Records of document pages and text
◆ ◆ ◆ ◆ ◆

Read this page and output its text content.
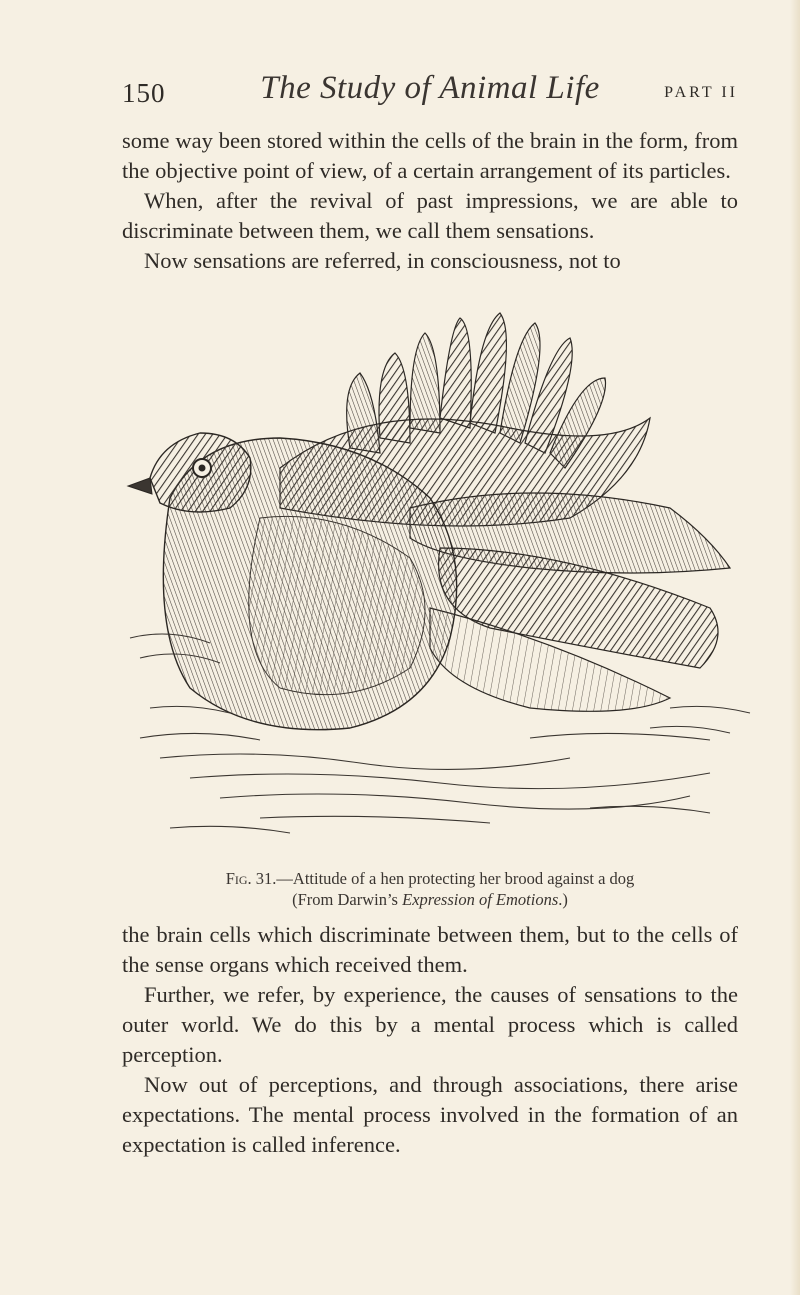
150	The Study of Animal Life	PART II

some way been stored within the cells of the brain in the form, from the objective point of view, of a certain arrangement of its particles.

When, after the revival of past impressions, we are able to discriminate between them, we call them sensations.

Now sensations are referred, in consciousness, not to

Fig. 31.—Attitude of a hen protecting her brood against a dog
(From Darwin’s Expression of Emotions.)

the brain cells which discriminate between them, but to the cells of the sense organs which received them.

Further, we refer, by experience, the causes of sensations to the outer world. We do this by a mental process which is called perception.

Now out of perceptions, and through associations, there arise expectations. The mental process involved in the formation of an expectation is called inference.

◆ ◆ ◆ ◆ ◆

### YOUR OBJECTIVE
Copy the lines that hold the word "which". Take them from the records above.

### ANSWER BELOW
the brain cells which discriminate between them, but to the cells of the sense organs which received them.
Further, we refer, by experience, the causes of sensations to the outer world. We do this by a mental process which is called perception.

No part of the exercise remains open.